Objective:
Your task is to copy every line of the entries that contains "statistics".

Data to use:
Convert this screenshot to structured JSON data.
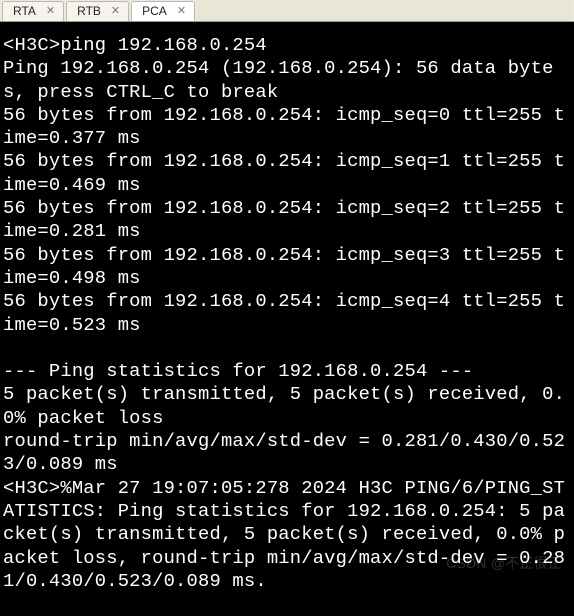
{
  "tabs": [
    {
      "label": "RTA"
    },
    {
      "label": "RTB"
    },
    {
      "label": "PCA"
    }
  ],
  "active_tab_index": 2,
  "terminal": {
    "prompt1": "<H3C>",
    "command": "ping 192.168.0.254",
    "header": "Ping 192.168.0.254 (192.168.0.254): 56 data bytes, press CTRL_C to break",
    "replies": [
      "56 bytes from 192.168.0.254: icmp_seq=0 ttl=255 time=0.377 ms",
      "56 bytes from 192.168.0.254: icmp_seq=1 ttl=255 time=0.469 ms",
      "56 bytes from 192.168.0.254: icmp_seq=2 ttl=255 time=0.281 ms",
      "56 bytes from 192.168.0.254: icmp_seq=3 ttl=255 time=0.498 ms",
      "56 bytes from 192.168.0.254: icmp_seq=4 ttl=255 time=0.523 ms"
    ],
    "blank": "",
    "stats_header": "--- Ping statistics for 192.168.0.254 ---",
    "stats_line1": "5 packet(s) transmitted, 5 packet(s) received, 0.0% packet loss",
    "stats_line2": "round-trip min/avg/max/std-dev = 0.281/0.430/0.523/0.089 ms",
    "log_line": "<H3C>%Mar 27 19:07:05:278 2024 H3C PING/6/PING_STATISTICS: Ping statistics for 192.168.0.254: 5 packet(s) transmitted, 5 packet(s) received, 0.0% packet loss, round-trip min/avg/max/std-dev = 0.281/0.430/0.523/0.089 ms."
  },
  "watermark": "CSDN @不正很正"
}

Final result:
    "stats_header": "--- Ping statistics for 192.168.0.254 ---",
    "log_line": "<H3C>%Mar 27 19:07:05:278 2024 H3C PING/6/PING_STATISTICS: Ping statistics for 192.168.0.254: 5 packet(s) transmitted, 5 packet(s) received, 0.0% packet loss, round-trip min/avg/max/std-dev = 0.281/0.430/0.523/0.089 ms."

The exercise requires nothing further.